Exercise brief:
In the lines from the first one through the line containing "impact-cell [402, 313, 803, 367]", inclusive, change "service-cell" to "benefit-cell" and leave everything else as it is.

(Element box records)
-- BEGIN --

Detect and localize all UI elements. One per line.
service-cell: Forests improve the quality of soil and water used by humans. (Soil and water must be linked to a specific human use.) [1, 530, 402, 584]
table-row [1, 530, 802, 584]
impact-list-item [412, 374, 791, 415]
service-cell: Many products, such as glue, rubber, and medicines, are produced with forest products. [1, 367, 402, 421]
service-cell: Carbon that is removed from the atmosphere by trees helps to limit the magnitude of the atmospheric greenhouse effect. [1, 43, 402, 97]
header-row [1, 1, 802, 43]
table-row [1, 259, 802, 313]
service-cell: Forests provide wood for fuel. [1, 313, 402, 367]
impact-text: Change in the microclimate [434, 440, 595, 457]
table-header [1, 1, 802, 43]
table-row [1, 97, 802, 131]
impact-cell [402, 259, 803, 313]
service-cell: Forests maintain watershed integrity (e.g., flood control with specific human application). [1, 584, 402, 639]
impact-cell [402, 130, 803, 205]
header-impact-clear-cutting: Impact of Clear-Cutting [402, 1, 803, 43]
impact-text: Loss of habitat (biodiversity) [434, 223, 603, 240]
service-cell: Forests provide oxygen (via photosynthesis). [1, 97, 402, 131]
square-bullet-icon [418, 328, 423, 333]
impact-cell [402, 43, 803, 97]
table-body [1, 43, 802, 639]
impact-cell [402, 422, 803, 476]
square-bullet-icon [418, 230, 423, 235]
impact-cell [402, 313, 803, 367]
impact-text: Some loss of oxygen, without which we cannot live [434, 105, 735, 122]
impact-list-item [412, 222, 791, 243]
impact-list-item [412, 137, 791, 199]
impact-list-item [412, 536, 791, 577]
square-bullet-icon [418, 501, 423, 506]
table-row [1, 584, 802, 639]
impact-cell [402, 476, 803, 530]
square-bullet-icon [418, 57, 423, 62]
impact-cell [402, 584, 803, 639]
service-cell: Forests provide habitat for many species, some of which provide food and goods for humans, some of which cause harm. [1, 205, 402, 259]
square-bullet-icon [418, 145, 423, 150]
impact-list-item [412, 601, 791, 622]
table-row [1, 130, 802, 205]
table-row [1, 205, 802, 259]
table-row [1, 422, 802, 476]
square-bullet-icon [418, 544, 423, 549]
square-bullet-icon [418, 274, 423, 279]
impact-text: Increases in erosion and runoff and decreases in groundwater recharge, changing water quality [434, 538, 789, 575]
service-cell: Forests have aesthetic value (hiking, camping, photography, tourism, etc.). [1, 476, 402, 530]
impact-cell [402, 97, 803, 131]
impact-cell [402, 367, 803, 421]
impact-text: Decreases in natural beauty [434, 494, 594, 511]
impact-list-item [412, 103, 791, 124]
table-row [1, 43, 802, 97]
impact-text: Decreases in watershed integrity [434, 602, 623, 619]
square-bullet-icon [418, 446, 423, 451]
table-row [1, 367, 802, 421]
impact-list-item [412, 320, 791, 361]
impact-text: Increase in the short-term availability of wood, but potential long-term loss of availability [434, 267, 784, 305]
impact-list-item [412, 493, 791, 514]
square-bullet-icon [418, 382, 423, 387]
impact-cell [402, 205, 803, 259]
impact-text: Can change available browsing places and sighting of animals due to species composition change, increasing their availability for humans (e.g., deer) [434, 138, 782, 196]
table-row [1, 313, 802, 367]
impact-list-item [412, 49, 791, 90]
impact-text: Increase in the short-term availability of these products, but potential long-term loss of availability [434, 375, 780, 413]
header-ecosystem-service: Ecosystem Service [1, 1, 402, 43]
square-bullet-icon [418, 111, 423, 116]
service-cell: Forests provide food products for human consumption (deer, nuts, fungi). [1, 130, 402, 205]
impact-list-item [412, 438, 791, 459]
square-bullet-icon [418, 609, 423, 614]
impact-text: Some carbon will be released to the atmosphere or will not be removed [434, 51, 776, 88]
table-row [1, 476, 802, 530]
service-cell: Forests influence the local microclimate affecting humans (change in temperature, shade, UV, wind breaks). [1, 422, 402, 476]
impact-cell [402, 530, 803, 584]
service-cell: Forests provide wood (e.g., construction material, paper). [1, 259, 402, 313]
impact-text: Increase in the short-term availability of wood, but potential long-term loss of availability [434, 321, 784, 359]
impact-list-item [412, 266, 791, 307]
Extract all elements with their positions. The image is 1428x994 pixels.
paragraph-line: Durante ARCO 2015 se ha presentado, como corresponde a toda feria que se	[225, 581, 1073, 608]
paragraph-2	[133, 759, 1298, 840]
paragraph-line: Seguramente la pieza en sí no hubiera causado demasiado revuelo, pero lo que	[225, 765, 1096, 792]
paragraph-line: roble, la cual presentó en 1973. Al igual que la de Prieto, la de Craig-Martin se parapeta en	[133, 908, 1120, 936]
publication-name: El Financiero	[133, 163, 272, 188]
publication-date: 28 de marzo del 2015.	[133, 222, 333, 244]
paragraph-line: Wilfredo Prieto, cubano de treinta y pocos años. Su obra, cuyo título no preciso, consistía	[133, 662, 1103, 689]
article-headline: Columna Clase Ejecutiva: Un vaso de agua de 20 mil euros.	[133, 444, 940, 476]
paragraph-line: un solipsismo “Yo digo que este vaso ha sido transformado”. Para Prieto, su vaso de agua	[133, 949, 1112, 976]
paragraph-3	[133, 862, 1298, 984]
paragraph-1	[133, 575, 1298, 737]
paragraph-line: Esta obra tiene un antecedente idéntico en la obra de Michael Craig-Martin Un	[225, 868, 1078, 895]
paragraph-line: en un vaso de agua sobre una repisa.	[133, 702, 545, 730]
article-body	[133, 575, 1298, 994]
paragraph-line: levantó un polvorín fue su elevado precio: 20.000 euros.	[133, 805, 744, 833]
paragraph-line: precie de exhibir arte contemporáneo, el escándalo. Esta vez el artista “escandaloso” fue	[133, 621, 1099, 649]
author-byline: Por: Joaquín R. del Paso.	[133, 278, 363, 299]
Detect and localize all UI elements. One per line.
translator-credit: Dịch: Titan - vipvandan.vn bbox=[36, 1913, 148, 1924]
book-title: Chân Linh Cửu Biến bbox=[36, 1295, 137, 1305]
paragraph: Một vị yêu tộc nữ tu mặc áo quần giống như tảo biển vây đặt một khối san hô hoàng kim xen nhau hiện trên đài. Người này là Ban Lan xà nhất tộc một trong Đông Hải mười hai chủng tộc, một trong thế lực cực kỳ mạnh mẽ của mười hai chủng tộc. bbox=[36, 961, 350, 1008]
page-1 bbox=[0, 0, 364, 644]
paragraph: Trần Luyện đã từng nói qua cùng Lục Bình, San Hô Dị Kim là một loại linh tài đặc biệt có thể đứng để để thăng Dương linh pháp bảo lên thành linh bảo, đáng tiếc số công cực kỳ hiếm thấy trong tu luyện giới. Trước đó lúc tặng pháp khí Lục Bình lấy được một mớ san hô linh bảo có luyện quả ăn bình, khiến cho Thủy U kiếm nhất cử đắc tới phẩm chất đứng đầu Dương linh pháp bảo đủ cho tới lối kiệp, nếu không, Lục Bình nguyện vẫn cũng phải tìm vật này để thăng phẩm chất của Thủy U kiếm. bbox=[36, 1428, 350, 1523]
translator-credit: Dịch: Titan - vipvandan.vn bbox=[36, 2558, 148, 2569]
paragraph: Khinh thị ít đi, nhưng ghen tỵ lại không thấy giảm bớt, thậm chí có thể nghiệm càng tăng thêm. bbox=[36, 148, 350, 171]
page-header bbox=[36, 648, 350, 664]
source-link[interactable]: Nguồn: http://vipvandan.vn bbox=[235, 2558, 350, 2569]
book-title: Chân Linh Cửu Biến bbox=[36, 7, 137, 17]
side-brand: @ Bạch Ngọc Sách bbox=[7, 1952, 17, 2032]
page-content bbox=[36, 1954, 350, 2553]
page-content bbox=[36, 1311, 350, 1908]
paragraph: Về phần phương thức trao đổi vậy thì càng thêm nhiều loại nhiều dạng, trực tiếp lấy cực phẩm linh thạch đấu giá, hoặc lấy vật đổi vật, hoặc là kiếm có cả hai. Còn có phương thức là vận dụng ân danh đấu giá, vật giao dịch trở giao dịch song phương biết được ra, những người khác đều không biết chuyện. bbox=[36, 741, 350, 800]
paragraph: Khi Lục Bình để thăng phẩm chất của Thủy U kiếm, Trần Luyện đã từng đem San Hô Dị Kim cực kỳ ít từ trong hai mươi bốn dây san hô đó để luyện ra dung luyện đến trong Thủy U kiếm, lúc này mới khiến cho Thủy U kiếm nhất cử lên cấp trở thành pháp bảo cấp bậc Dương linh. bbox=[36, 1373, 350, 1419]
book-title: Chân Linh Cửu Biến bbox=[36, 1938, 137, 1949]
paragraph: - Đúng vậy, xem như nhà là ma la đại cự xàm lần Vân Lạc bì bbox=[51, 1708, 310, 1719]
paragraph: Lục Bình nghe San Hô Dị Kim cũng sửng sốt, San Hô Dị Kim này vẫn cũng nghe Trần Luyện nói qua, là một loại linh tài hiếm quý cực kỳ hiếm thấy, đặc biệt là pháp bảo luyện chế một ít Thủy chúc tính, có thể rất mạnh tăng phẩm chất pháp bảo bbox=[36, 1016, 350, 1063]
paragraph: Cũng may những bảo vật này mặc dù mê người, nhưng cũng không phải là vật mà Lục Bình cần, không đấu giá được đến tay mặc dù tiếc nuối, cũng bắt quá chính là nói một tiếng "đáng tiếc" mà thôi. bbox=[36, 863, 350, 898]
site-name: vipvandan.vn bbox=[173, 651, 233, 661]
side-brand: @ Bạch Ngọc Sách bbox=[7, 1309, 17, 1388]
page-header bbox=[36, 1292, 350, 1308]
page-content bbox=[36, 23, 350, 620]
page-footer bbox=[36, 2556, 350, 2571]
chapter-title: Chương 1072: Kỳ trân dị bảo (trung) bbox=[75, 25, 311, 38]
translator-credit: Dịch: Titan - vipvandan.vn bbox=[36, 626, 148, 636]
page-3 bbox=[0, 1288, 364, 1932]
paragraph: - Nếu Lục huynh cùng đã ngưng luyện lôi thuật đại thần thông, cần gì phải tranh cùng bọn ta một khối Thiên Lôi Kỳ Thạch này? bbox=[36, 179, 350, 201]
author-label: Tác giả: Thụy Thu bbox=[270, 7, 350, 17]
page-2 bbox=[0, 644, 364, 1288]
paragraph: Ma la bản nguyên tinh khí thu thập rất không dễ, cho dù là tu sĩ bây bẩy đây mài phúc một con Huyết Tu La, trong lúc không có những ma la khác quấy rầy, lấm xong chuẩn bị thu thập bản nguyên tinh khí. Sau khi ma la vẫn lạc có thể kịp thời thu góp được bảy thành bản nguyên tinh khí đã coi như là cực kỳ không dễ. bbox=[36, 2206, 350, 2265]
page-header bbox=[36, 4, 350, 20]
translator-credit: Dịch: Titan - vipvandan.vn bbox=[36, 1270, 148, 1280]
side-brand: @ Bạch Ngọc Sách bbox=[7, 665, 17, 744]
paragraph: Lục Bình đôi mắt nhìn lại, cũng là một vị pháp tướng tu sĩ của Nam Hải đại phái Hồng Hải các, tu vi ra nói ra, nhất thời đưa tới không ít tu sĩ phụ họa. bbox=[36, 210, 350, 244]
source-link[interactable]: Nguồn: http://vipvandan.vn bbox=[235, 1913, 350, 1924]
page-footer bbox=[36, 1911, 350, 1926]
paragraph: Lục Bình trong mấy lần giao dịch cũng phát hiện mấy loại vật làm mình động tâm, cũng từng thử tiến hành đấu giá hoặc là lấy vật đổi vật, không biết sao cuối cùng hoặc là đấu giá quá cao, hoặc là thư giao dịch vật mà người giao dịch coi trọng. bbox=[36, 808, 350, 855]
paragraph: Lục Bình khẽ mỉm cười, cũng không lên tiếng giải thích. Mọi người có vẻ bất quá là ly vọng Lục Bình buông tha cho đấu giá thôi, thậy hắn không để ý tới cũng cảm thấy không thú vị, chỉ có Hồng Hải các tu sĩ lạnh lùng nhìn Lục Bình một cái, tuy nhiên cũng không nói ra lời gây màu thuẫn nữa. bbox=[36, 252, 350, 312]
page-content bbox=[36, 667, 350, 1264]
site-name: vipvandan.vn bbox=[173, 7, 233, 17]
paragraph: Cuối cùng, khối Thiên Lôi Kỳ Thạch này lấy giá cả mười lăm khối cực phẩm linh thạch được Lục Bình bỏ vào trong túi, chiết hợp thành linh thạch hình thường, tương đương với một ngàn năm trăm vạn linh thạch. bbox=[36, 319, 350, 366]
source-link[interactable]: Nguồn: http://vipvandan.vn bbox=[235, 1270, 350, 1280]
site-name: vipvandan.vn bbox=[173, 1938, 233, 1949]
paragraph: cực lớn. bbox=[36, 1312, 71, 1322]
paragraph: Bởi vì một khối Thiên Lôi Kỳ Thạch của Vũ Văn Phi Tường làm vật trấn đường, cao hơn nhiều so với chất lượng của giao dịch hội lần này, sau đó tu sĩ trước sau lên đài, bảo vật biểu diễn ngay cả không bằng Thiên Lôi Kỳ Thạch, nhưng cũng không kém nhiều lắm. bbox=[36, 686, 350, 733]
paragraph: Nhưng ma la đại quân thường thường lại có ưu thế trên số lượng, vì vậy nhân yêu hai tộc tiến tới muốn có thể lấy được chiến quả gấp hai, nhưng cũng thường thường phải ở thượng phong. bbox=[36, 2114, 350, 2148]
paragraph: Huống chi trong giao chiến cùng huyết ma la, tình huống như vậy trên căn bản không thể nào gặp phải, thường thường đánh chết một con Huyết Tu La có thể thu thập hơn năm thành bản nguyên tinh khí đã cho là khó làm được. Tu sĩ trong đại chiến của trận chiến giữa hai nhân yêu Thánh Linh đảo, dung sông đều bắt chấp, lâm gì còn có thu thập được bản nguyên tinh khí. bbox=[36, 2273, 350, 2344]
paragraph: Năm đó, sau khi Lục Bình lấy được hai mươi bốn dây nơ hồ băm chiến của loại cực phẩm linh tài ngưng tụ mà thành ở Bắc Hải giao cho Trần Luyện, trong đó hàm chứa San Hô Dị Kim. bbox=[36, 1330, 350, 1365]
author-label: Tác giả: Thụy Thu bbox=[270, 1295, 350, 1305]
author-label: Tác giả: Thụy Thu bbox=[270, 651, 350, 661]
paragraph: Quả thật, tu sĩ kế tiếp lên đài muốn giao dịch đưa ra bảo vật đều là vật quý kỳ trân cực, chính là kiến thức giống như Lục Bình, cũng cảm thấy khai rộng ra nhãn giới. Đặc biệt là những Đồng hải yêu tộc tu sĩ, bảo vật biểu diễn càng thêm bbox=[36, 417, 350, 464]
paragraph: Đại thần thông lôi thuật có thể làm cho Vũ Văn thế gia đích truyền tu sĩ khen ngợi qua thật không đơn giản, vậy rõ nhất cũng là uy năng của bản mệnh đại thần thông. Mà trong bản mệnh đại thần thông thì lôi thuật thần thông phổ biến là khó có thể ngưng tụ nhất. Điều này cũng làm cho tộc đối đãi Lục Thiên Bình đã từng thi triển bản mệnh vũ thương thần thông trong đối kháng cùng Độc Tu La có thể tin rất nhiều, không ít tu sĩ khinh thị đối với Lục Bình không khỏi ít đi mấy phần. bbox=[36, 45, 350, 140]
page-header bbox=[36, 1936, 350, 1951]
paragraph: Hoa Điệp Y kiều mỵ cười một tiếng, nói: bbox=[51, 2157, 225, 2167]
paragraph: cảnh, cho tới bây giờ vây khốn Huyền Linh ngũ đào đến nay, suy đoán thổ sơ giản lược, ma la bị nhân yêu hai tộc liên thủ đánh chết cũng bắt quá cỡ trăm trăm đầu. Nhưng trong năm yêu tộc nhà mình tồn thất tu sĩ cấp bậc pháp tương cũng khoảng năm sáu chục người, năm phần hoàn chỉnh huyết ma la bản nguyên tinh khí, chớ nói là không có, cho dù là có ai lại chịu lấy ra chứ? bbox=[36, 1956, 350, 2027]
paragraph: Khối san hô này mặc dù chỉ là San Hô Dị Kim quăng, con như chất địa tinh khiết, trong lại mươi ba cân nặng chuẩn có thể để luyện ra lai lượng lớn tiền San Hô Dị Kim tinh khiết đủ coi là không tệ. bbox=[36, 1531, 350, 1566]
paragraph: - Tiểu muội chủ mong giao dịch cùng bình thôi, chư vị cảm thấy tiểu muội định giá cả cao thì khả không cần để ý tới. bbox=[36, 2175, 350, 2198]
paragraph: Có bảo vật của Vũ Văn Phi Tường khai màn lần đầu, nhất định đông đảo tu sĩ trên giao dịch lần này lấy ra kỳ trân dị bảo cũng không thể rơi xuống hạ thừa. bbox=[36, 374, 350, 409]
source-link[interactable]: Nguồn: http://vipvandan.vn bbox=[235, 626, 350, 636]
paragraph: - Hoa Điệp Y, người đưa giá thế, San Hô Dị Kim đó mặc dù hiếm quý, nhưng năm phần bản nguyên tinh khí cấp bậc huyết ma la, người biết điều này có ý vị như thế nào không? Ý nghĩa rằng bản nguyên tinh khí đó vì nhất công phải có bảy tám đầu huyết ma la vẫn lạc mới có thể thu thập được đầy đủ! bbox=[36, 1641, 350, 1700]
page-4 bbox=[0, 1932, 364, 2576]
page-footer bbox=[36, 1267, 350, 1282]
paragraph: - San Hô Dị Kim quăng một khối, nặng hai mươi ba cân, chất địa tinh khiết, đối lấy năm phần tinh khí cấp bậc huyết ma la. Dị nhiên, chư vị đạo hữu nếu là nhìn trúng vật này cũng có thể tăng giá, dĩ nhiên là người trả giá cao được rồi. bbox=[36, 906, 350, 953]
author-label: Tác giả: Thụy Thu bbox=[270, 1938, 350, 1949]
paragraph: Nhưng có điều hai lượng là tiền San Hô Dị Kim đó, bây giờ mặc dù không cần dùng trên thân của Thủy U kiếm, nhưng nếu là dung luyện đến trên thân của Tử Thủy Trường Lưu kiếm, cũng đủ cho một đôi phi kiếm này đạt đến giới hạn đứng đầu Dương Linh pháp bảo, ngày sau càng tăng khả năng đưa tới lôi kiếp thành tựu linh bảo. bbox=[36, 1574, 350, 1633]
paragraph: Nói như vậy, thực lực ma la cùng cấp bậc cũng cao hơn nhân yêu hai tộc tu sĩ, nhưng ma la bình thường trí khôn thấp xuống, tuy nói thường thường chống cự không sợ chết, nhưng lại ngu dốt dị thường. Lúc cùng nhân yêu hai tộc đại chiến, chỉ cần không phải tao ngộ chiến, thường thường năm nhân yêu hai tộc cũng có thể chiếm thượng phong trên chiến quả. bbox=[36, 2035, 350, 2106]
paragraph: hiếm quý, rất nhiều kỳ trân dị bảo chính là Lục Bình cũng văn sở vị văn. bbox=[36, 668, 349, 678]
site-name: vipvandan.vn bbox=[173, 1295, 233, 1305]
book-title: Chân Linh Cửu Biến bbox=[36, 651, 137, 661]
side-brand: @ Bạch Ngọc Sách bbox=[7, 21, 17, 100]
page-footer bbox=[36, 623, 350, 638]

-- END --

Result of the task:
Detect and localize all UI elements. One per line.
benefit-cell: Forests improve the quality of soil and water used by humans. (Soil and water must be linked to a specific human use.) [1, 530, 402, 584]
table-row [1, 530, 802, 584]
impact-list-item [412, 374, 791, 415]
benefit-cell: Many products, such as glue, rubber, and medicines, are produced with forest products. [1, 367, 402, 421]
benefit-cell: Carbon that is removed from the atmosphere by trees helps to limit the magnitude of the atmospheric greenhouse effect. [1, 43, 402, 97]
header-row [1, 1, 802, 43]
table-row [1, 259, 802, 313]
benefit-cell: Forests provide wood for fuel. [1, 313, 402, 367]
impact-text: Change in the microclimate [434, 440, 595, 457]
table-header [1, 1, 802, 43]
table-row [1, 97, 802, 131]
impact-cell [402, 259, 803, 313]
benefit-cell: Forests maintain watershed integrity (e.g., flood control with specific human application). [1, 584, 402, 639]
impact-cell [402, 130, 803, 205]
header-impact-clear-cutting: Impact of Clear-Cutting [402, 1, 803, 43]
impact-text: Loss of habitat (biodiversity) [434, 223, 603, 240]
benefit-cell: Forests provide oxygen (via photosynthesis). [1, 97, 402, 131]
square-bullet-icon [418, 328, 423, 333]
impact-cell [402, 43, 803, 97]
table-body [1, 43, 802, 639]
impact-cell [402, 422, 803, 476]
square-bullet-icon [418, 230, 423, 235]
impact-cell [402, 313, 803, 367]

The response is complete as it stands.